Determine how many lines hold "from" and give only that number.

▸ **Exercise inputs**
○ ○ ○

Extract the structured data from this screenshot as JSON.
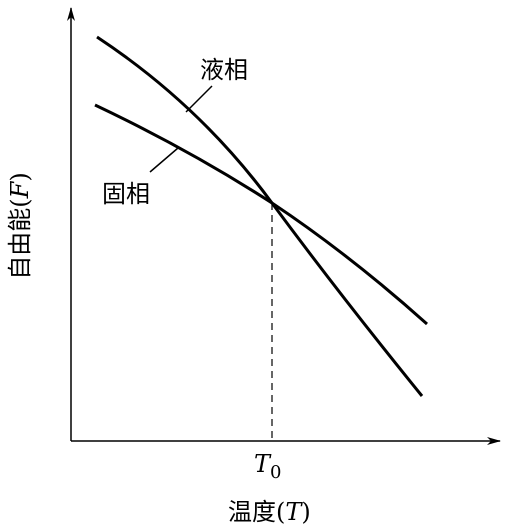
{
  "curves": {
    "liquid": "液相",
    "solid": "固相"
  },
  "y_axis": {
    "label": [
      "自由能(",
      "F",
      ")"
    ]
  },
  "x_axis": {
    "label": [
      "温度(",
      "T",
      ")"
    ],
    "marker": [
      "T",
      "0"
    ]
  }
}
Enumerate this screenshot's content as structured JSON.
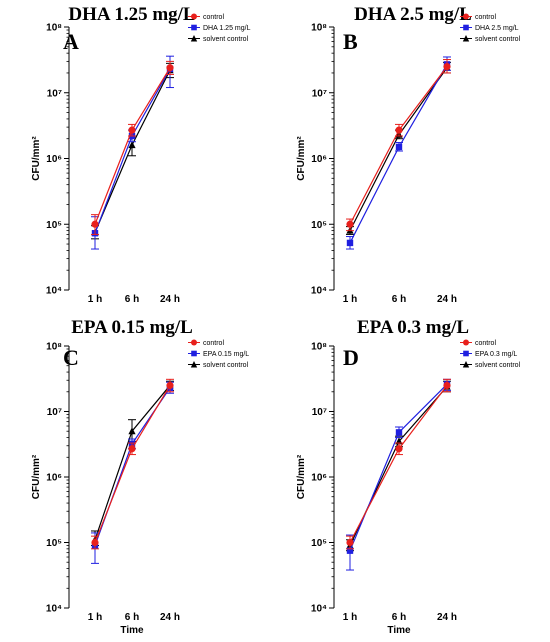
{
  "chart_data": [
    {
      "type": "line",
      "title": "DHA 1.25 mg/L",
      "panel_label": "A",
      "ylabel": "CFU/mm²",
      "xlabel": "",
      "yscale": "log",
      "ylim": [
        10000,
        100000000
      ],
      "y_tick_labels": [
        "10⁴",
        "10⁵",
        "10⁶",
        "10⁷",
        "10⁸"
      ],
      "categories": [
        "1 h",
        "6 h",
        "24 h"
      ],
      "legend_position": "top-right",
      "series": [
        {
          "name": "control",
          "color": "#e8201c",
          "marker": "circle",
          "values": [
            100000,
            2700000,
            24000000
          ],
          "error": [
            [
              70000,
              140000
            ],
            [
              2200000,
              3300000
            ],
            [
              19000000,
              30000000
            ]
          ]
        },
        {
          "name": "DHA 1.25 mg/L",
          "color": "#1f1fe0",
          "marker": "square",
          "values": [
            73000,
            2200000,
            23000000
          ],
          "error": [
            [
              42000,
              130000
            ],
            [
              1800000,
              2700000
            ],
            [
              12000000,
              36000000
            ]
          ]
        },
        {
          "name": "solvent control",
          "color": "#000000",
          "marker": "triangle",
          "values": [
            75000,
            1600000,
            22000000
          ],
          "error": [
            [
              60000,
              95000
            ],
            [
              1100000,
              2200000
            ],
            [
              17000000,
              28000000
            ]
          ]
        }
      ]
    },
    {
      "type": "line",
      "title": "DHA 2.5 mg/L",
      "panel_label": "B",
      "ylabel": "CFU/mm²",
      "xlabel": "",
      "yscale": "log",
      "ylim": [
        10000,
        100000000
      ],
      "y_tick_labels": [
        "10⁴",
        "10⁵",
        "10⁶",
        "10⁷",
        "10⁸"
      ],
      "categories": [
        "1 h",
        "6 h",
        "24 h"
      ],
      "legend_position": "top-right",
      "series": [
        {
          "name": "control",
          "color": "#e8201c",
          "marker": "circle",
          "values": [
            100000,
            2700000,
            25000000
          ],
          "error": [
            [
              80000,
              120000
            ],
            [
              2200000,
              3300000
            ],
            [
              20000000,
              32000000
            ]
          ]
        },
        {
          "name": "DHA 2.5 mg/L",
          "color": "#1f1fe0",
          "marker": "square",
          "values": [
            52000,
            1500000,
            27000000
          ],
          "error": [
            [
              42000,
              65000
            ],
            [
              1300000,
              1750000
            ],
            [
              22000000,
              35000000
            ]
          ]
        },
        {
          "name": "solvent control",
          "color": "#000000",
          "marker": "triangle",
          "values": [
            80000,
            2300000,
            24000000
          ],
          "error": [
            [
              70000,
              92000
            ],
            [
              2000000,
              2700000
            ],
            [
              20000000,
              29000000
            ]
          ]
        }
      ]
    },
    {
      "type": "line",
      "title": "EPA 0.15 mg/L",
      "panel_label": "C",
      "ylabel": "CFU/mm²",
      "xlabel": "Time",
      "yscale": "log",
      "ylim": [
        10000,
        100000000
      ],
      "y_tick_labels": [
        "10⁴",
        "10⁵",
        "10⁶",
        "10⁷",
        "10⁸"
      ],
      "categories": [
        "1 h",
        "6 h",
        "24 h"
      ],
      "legend_position": "top-right",
      "series": [
        {
          "name": "control",
          "color": "#e8201c",
          "marker": "circle",
          "values": [
            100000,
            2700000,
            25000000
          ],
          "error": [
            [
              80000,
              125000
            ],
            [
              2200000,
              3300000
            ],
            [
              20000000,
              31000000
            ]
          ]
        },
        {
          "name": "EPA 0.15 mg/L",
          "color": "#1f1fe0",
          "marker": "square",
          "values": [
            90000,
            3200000,
            23000000
          ],
          "error": [
            [
              48000,
              140000
            ],
            [
              2700000,
              3800000
            ],
            [
              19000000,
              28000000
            ]
          ]
        },
        {
          "name": "solvent control",
          "color": "#000000",
          "marker": "triangle",
          "values": [
            110000,
            5000000,
            25000000
          ],
          "error": [
            [
              90000,
              150000
            ],
            [
              3500000,
              7500000
            ],
            [
              21000000,
              29000000
            ]
          ]
        }
      ]
    },
    {
      "type": "line",
      "title": "EPA 0.3 mg/L",
      "panel_label": "D",
      "ylabel": "CFU/mm²",
      "xlabel": "Time",
      "yscale": "log",
      "ylim": [
        10000,
        100000000
      ],
      "y_tick_labels": [
        "10⁴",
        "10⁵",
        "10⁶",
        "10⁷",
        "10⁸"
      ],
      "categories": [
        "1 h",
        "6 h",
        "24 h"
      ],
      "legend_position": "top-right",
      "series": [
        {
          "name": "control",
          "color": "#e8201c",
          "marker": "circle",
          "values": [
            100000,
            2700000,
            25000000
          ],
          "error": [
            [
              80000,
              125000
            ],
            [
              2200000,
              3300000
            ],
            [
              20000000,
              31000000
            ]
          ]
        },
        {
          "name": "EPA 0.3 mg/L",
          "color": "#1f1fe0",
          "marker": "square",
          "values": [
            75000,
            4800000,
            26000000
          ],
          "error": [
            [
              38000,
              130000
            ],
            [
              4000000,
              5800000
            ],
            [
              21000000,
              31000000
            ]
          ]
        },
        {
          "name": "solvent control",
          "color": "#000000",
          "marker": "triangle",
          "values": [
            90000,
            3500000,
            24000000
          ],
          "error": [
            [
              75000,
              110000
            ],
            [
              2900000,
              4200000
            ],
            [
              20000000,
              29000000
            ]
          ]
        }
      ]
    }
  ]
}
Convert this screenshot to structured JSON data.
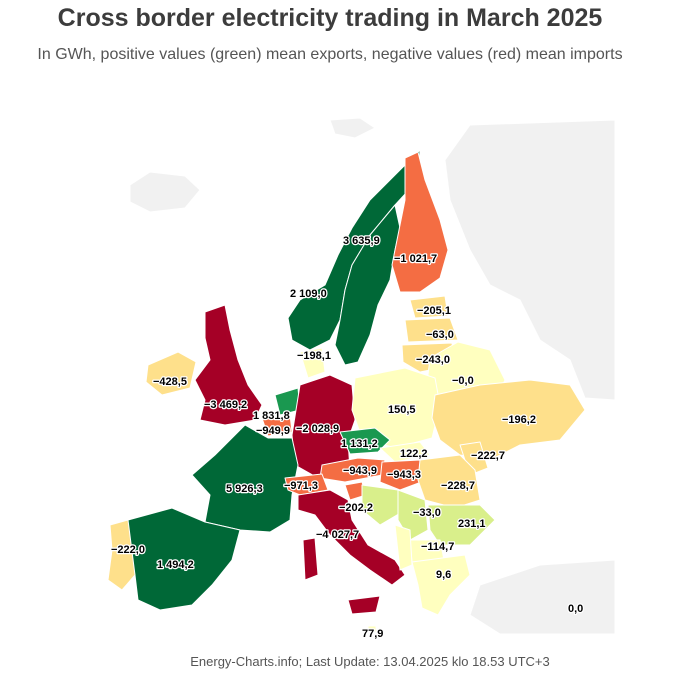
{
  "title": "Cross border electricity trading in March 2025",
  "subtitle": "In GWh, positive values (green) mean exports, negative values (red) mean imports",
  "footer": "Energy-Charts.info; Last Update: 13.04.2025 klo 18.53 UTC+3",
  "colors": {
    "dark_green": "#006837",
    "mid_green": "#1a9850",
    "light_green": "#d9ef8b",
    "pale_yellow": "#ffffbf",
    "light_orange": "#fee08b",
    "orange": "#f46d43",
    "dark_red": "#a50026",
    "no_data": "#f1f1f1"
  },
  "regions": [
    {
      "id": "norway",
      "label": "2 109,0",
      "value": 2109.0
    },
    {
      "id": "sweden",
      "label": "3 635,9",
      "value": 3635.9
    },
    {
      "id": "finland",
      "label": "−1 021,7",
      "value": -1021.7
    },
    {
      "id": "estonia",
      "label": "−205,1",
      "value": -205.1
    },
    {
      "id": "latvia",
      "label": "−63,0",
      "value": -63.0
    },
    {
      "id": "lithuania",
      "label": "−243,0",
      "value": -243.0
    },
    {
      "id": "belarus",
      "label": "−0,0",
      "value": 0.0
    },
    {
      "id": "denmark",
      "label": "−198,1",
      "value": -198.1
    },
    {
      "id": "ireland",
      "label": "−428,5",
      "value": -428.5
    },
    {
      "id": "great-britain",
      "label": "−3 469,2",
      "value": -3469.2
    },
    {
      "id": "netherlands",
      "label": "1 831,8",
      "value": 1831.8
    },
    {
      "id": "belgium",
      "label": "−949,9",
      "value": -949.9
    },
    {
      "id": "germany",
      "label": "−2 028,9",
      "value": -2028.9
    },
    {
      "id": "poland",
      "label": "150,5",
      "value": 150.5
    },
    {
      "id": "ukraine",
      "label": "−196,2",
      "value": -196.2
    },
    {
      "id": "czechia",
      "label": "1 131,2",
      "value": 1131.2
    },
    {
      "id": "slovakia",
      "label": "122,2",
      "value": 122.2
    },
    {
      "id": "moldova",
      "label": "−222,7",
      "value": -222.7
    },
    {
      "id": "austria",
      "label": "−943,9",
      "value": -943.9
    },
    {
      "id": "hungary",
      "label": "−943,3",
      "value": -943.3
    },
    {
      "id": "romania",
      "label": "−228,7",
      "value": -228.7
    },
    {
      "id": "france",
      "label": "5 926,3",
      "value": 5926.3
    },
    {
      "id": "switzerland",
      "label": "−971,3",
      "value": -971.3
    },
    {
      "id": "slovenia",
      "label": "−202,2",
      "value": -202.2
    },
    {
      "id": "serbia",
      "label": "−33,0",
      "value": -33.0
    },
    {
      "id": "bulgaria",
      "label": "231,1",
      "value": 231.1
    },
    {
      "id": "italy",
      "label": "−4 027,7",
      "value": -4027.7
    },
    {
      "id": "north-macedonia",
      "label": "−114,7",
      "value": -114.7
    },
    {
      "id": "greece",
      "label": "9,6",
      "value": 9.6
    },
    {
      "id": "spain",
      "label": "1 494,2",
      "value": 1494.2
    },
    {
      "id": "portugal",
      "label": "−222,0",
      "value": -222.0
    },
    {
      "id": "turkey",
      "label": "0,0",
      "value": 0.0
    },
    {
      "id": "malta",
      "label": "77,9",
      "value": 77.9
    }
  ]
}
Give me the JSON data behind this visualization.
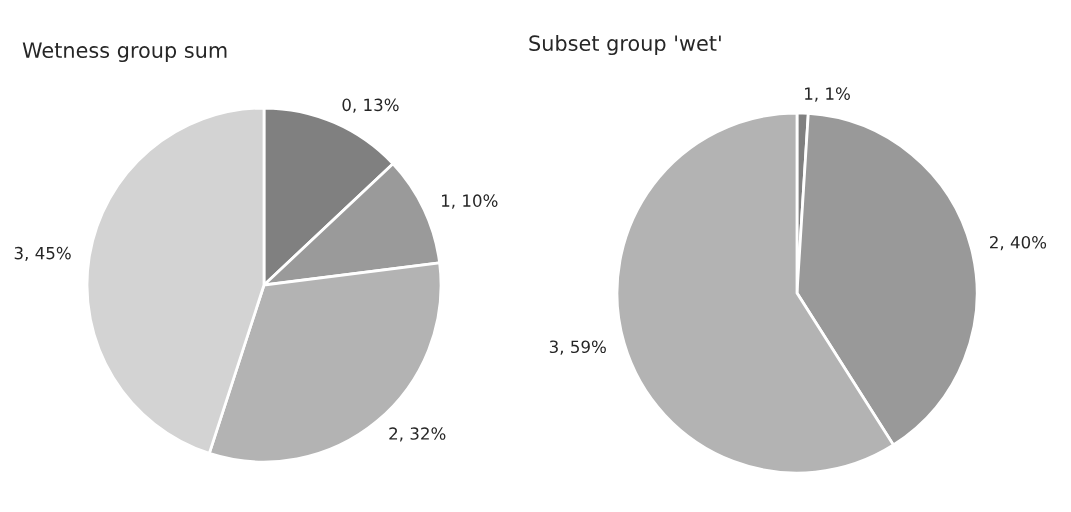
{
  "chart_data": [
    {
      "type": "pie",
      "title": "Wetness group sum",
      "categories": [
        "0",
        "1",
        "2",
        "3"
      ],
      "values": [
        13,
        10,
        32,
        45
      ],
      "value_labels": [
        ", 13%",
        ", 10%",
        ", 32%",
        ", 45%"
      ],
      "colors": [
        "#808080",
        "#9a9a9a",
        "#b3b3b3",
        "#d3d3d3"
      ]
    },
    {
      "type": "pie",
      "title": "Subset group 'wet'",
      "categories": [
        "1",
        "2",
        "3"
      ],
      "values": [
        1,
        40,
        59
      ],
      "value_labels": [
        ", 1%",
        ", 40%",
        ", 59%"
      ],
      "colors": [
        "#808080",
        "#999999",
        "#b3b3b3"
      ]
    }
  ]
}
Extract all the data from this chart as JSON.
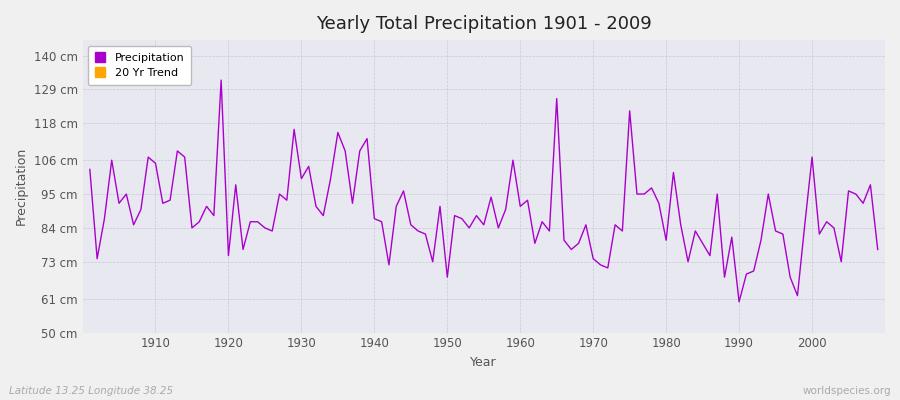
{
  "title": "Yearly Total Precipitation 1901 - 2009",
  "xlabel": "Year",
  "ylabel": "Precipitation",
  "subtitle_left": "Latitude 13.25 Longitude 38.25",
  "subtitle_right": "worldspecies.org",
  "line_color": "#AA00CC",
  "trend_color": "#FFA500",
  "background_color": "#E8E8F0",
  "fig_background": "#F0F0F0",
  "grid_color": "#C8C8D8",
  "ytick_labels": [
    "50 cm",
    "61 cm",
    "73 cm",
    "84 cm",
    "95 cm",
    "106 cm",
    "118 cm",
    "129 cm",
    "140 cm"
  ],
  "ytick_values": [
    50,
    61,
    73,
    84,
    95,
    106,
    118,
    129,
    140
  ],
  "ylim": [
    50,
    145
  ],
  "xlim": [
    1900,
    2010
  ],
  "xticks": [
    1910,
    1920,
    1930,
    1940,
    1950,
    1960,
    1970,
    1980,
    1990,
    2000
  ],
  "years": [
    1901,
    1902,
    1903,
    1904,
    1905,
    1906,
    1907,
    1908,
    1909,
    1910,
    1911,
    1912,
    1913,
    1914,
    1915,
    1916,
    1917,
    1918,
    1919,
    1920,
    1921,
    1922,
    1923,
    1924,
    1925,
    1926,
    1927,
    1928,
    1929,
    1930,
    1931,
    1932,
    1933,
    1934,
    1935,
    1936,
    1937,
    1938,
    1939,
    1940,
    1941,
    1942,
    1943,
    1944,
    1945,
    1946,
    1947,
    1948,
    1949,
    1950,
    1951,
    1952,
    1953,
    1954,
    1955,
    1956,
    1957,
    1958,
    1959,
    1960,
    1961,
    1962,
    1963,
    1964,
    1965,
    1966,
    1967,
    1968,
    1969,
    1970,
    1971,
    1972,
    1973,
    1974,
    1975,
    1976,
    1977,
    1978,
    1979,
    1980,
    1981,
    1982,
    1983,
    1984,
    1985,
    1986,
    1987,
    1988,
    1989,
    1990,
    1991,
    1992,
    1993,
    1994,
    1995,
    1996,
    1997,
    1998,
    1999,
    2000,
    2001,
    2002,
    2003,
    2004,
    2005,
    2006,
    2007,
    2008,
    2009
  ],
  "precip": [
    103,
    74,
    87,
    106,
    92,
    95,
    85,
    90,
    107,
    105,
    92,
    93,
    109,
    107,
    84,
    86,
    91,
    88,
    132,
    75,
    98,
    77,
    86,
    86,
    84,
    83,
    95,
    93,
    116,
    100,
    104,
    91,
    88,
    100,
    115,
    109,
    92,
    109,
    113,
    87,
    86,
    72,
    91,
    96,
    85,
    83,
    82,
    73,
    91,
    68,
    88,
    87,
    84,
    88,
    85,
    94,
    84,
    90,
    106,
    91,
    93,
    79,
    86,
    83,
    126,
    80,
    77,
    79,
    85,
    74,
    72,
    71,
    85,
    83,
    122,
    95,
    95,
    97,
    92,
    80,
    102,
    85,
    73,
    83,
    79,
    75,
    95,
    68,
    81,
    60,
    69,
    70,
    80,
    95,
    83,
    82,
    68,
    62,
    85,
    107,
    82,
    86,
    84,
    73,
    96,
    95,
    92,
    98,
    77
  ]
}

○ ○ ○

▸ **Written response**
2